--- BEGIN Rows ---

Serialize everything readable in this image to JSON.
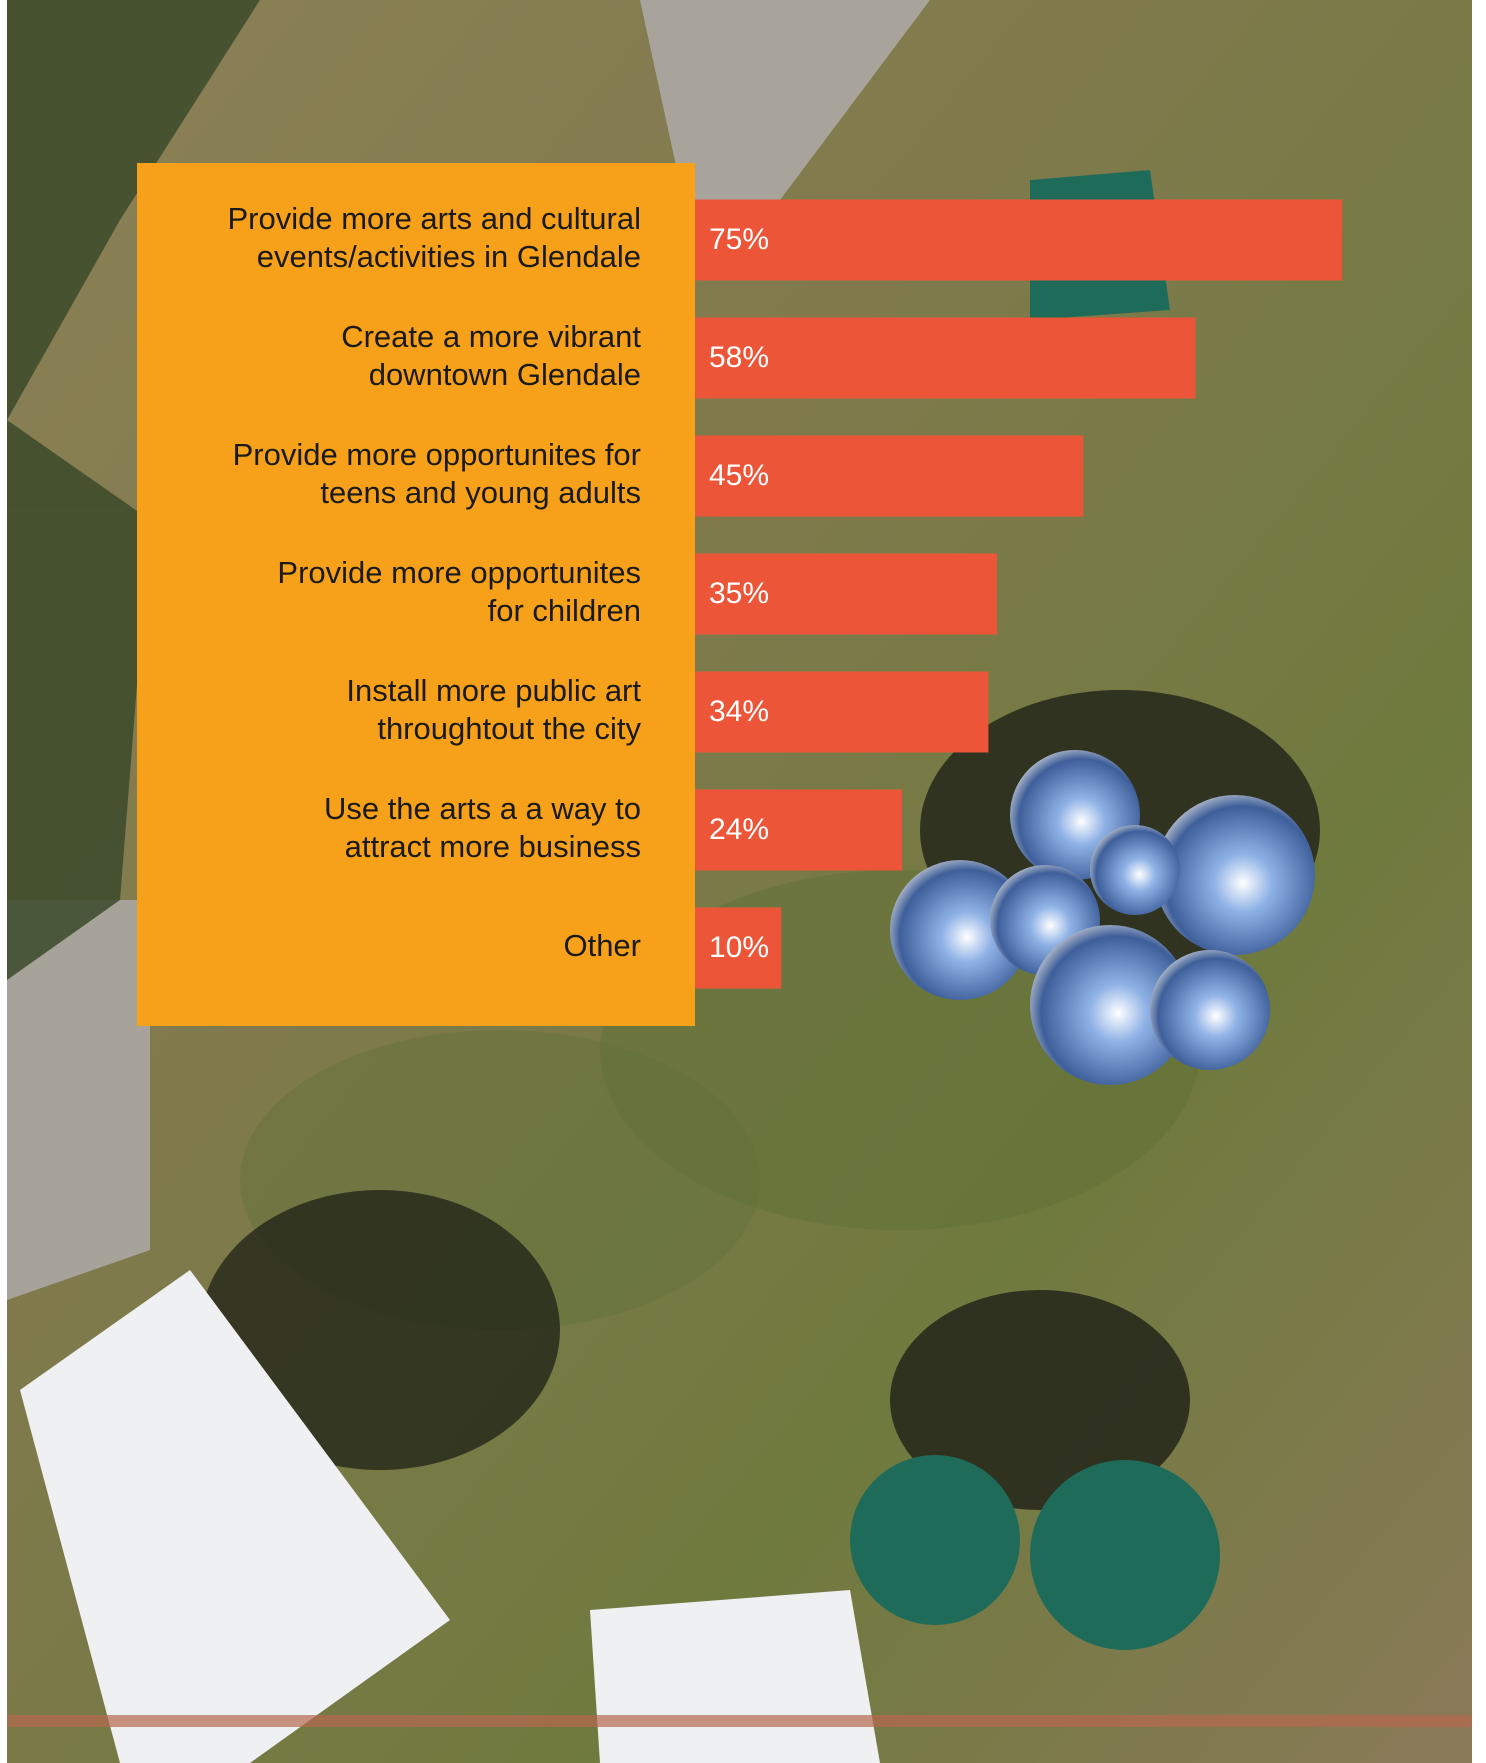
{
  "chart_data": {
    "type": "hbar",
    "categories": [
      [
        "Provide more arts and cultural",
        "events/activities in Glendale"
      ],
      [
        "Create a more vibrant",
        "downtown Glendale"
      ],
      [
        "Provide more opportunites for",
        "teens and young adults"
      ],
      [
        "Provide more opportunites",
        "for children"
      ],
      [
        "Install more public art",
        "throughtout the city"
      ],
      [
        "Use the arts a a way to",
        "attract more business"
      ],
      [
        "Other"
      ]
    ],
    "values": [
      75,
      58,
      45,
      35,
      34,
      24,
      10
    ],
    "value_labels": [
      "75%",
      "58%",
      "45%",
      "35%",
      "34%",
      "24%",
      "10%"
    ],
    "color": "#ec5538",
    "panel_color": "#f7a11a"
  }
}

--- END Rows ---

What needs to be done: State how many lines of the listing above include the word "Glendale". Give nothing but the number.

Solved problem: 2